> **EXERCISE**
Count the lines in the data below where the string "dans" occurs, please, and give the number alone.

> **TASK INPUT**
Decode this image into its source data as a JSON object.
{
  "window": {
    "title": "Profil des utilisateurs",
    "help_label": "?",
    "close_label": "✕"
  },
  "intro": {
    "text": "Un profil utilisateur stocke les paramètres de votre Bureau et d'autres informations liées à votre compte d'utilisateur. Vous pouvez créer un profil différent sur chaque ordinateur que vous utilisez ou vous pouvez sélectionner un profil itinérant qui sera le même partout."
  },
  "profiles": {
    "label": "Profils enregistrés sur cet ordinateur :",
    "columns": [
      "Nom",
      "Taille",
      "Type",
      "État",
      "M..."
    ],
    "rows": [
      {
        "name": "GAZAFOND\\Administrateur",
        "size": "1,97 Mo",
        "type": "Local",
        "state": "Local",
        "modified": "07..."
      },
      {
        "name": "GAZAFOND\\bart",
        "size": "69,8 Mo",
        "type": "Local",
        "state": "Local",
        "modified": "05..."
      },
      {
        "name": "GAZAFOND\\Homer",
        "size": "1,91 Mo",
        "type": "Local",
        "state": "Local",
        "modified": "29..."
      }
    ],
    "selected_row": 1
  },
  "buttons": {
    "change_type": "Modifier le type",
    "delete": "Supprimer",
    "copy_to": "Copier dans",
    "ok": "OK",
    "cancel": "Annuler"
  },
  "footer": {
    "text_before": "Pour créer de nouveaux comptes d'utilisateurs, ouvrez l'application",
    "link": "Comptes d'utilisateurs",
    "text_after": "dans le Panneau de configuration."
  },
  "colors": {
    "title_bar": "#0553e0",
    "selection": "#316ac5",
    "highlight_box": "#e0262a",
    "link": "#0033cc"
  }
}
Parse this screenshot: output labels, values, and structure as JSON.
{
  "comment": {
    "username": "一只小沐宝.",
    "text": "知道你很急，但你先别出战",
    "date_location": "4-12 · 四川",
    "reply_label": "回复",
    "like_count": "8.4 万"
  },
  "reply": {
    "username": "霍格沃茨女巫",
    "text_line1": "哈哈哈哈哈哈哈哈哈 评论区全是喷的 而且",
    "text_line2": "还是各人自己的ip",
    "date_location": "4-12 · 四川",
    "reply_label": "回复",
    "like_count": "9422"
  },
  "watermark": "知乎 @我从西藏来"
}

> **TASK ANSWER**
2